## Directive
Repeat every entry word for word, skipping the pictures.

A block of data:
════════════════

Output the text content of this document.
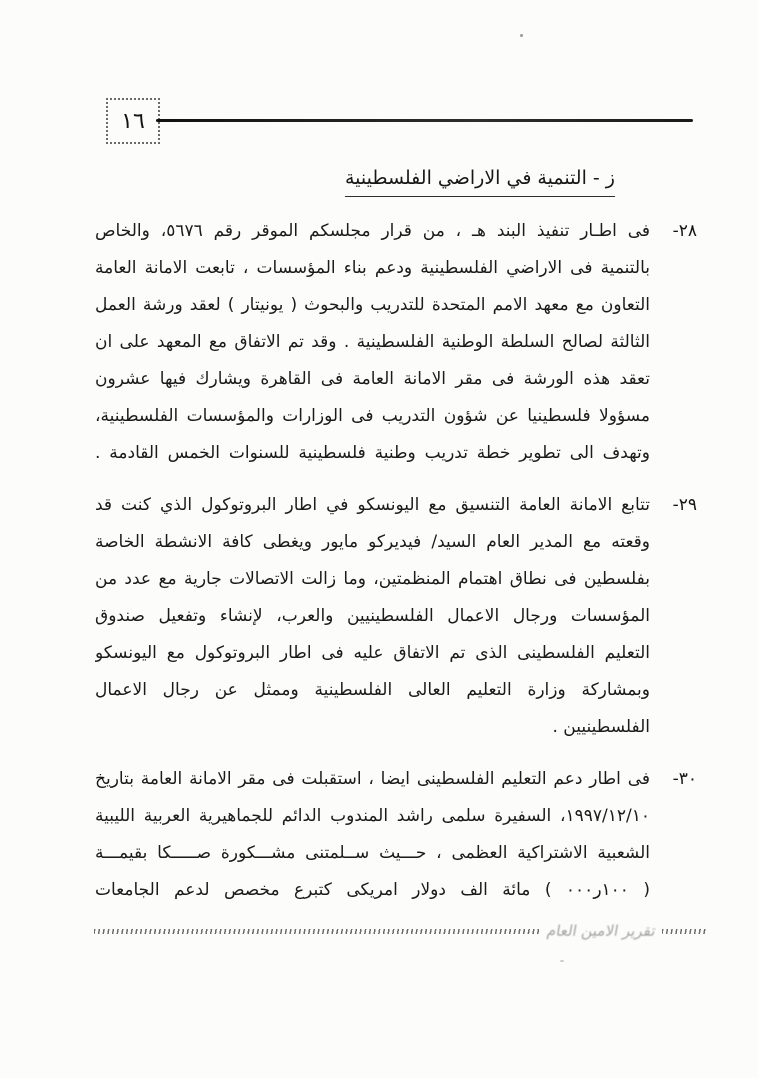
١٦
ز - التنمية في الاراضي الفلسطينية
٢٨-
فى اطـار تنفيذ البند هـ ، من قرار مجلسكم الموقر رقم ٥٦٧٦، والخاص
بالتنمية فى الاراضي الفلسطينية ودعم بناء المؤسسات ، تابعت الامانة العامة
التعاون مع معهد الامم المتحدة للتدريب والبحوث ( يونيتار ) لعقد ورشة العمل
الثالثة لصالح السلطة الوطنية الفلسطينية . وقد تم الاتفاق مع المعهد على ان
تعقد هذه الورشة فى مقر الامانة العامة فى القاهرة ويشارك فيها عشرون
مسؤولا فلسطينيا عن شؤون التدريب فى الوزارات والمؤسسات الفلسطينية،
وتهدف الى تطوير خطة تدريب وطنية فلسطينية للسنوات الخمس القادمة .
٢٩-
تتابع الامانة العامة التنسيق مع اليونسكو في اطار البروتوكول الذي كنت قد
وقعته مع المدير العام السيد/ فيديركو مايور ويغطى كافة الانشطة الخاصة
بفلسطين فى نطاق اهتمام المنظمتين، وما زالت الاتصالات جارية مع عدد من
المؤسسات ورجال الاعمال الفلسطينيين والعرب، لإنشاء وتفعيل صندوق
التعليم الفلسطينى الذى تم الاتفاق عليه فى اطار البروتوكول مع اليونسكو
وبمشاركة وزارة التعليم العالى الفلسطينية وممثل عن رجال الاعمال
الفلسطينيين .
٣٠-
فى اطار دعم التعليم الفلسطينى ايضا ، استقبلت فى مقر الامانة العامة بتاريخ
١٩٩٧/١٢/١٠، السفيرة سلمى راشد المندوب الدائم للجماهيرية العربية الليبية
الشعبية الاشتراكية العظمى ، حـــيث ســلمتنى مشـــكورة صـــــكا بقيمـــة
( ١٠٠ر٠٠٠ ) مائة الف دولار امريكى كتبرع مخصص لدعم الجامعات
تقرير الامين العام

════════════════

## Reply
Output the text content of this document.
١٦
ز - التنمية في الاراضي الفلسطينية
٢٨-
فى اطـار تنفيذ البند هـ ، من قرار مجلسكم الموقر رقم ٥٦٧٦، والخاص
بالتنمية فى الاراضي الفلسطينية ودعم بناء المؤسسات ، تابعت الامانة العامة
التعاون مع معهد الامم المتحدة للتدريب والبحوث ( يونيتار ) لعقد ورشة العمل
الثالثة لصالح السلطة الوطنية الفلسطينية . وقد تم الاتفاق مع المعهد على ان
تعقد هذه الورشة فى مقر الامانة العامة فى القاهرة ويشارك فيها عشرون
مسؤولا فلسطينيا عن شؤون التدريب فى الوزارات والمؤسسات الفلسطينية،
وتهدف الى تطوير خطة تدريب وطنية فلسطينية للسنوات الخمس القادمة .
٢٩-
تتابع الامانة العامة التنسيق مع اليونسكو في اطار البروتوكول الذي كنت قد
وقعته مع المدير العام السيد/ فيديركو مايور ويغطى كافة الانشطة الخاصة
بفلسطين فى نطاق اهتمام المنظمتين، وما زالت الاتصالات جارية مع عدد من
المؤسسات ورجال الاعمال الفلسطينيين والعرب، لإنشاء وتفعيل صندوق
التعليم الفلسطينى الذى تم الاتفاق عليه فى اطار البروتوكول مع اليونسكو
وبمشاركة وزارة التعليم العالى الفلسطينية وممثل عن رجال الاعمال
الفلسطينيين .
٣٠-
فى اطار دعم التعليم الفلسطينى ايضا ، استقبلت فى مقر الامانة العامة بتاريخ
١٩٩٧/١٢/١٠، السفيرة سلمى راشد المندوب الدائم للجماهيرية العربية الليبية
الشعبية الاشتراكية العظمى ، حـــيث ســلمتنى مشـــكورة صـــــكا بقيمـــة
( ١٠٠ر٠٠٠ ) مائة الف دولار امريكى كتبرع مخصص لدعم الجامعات
تقرير الامين العام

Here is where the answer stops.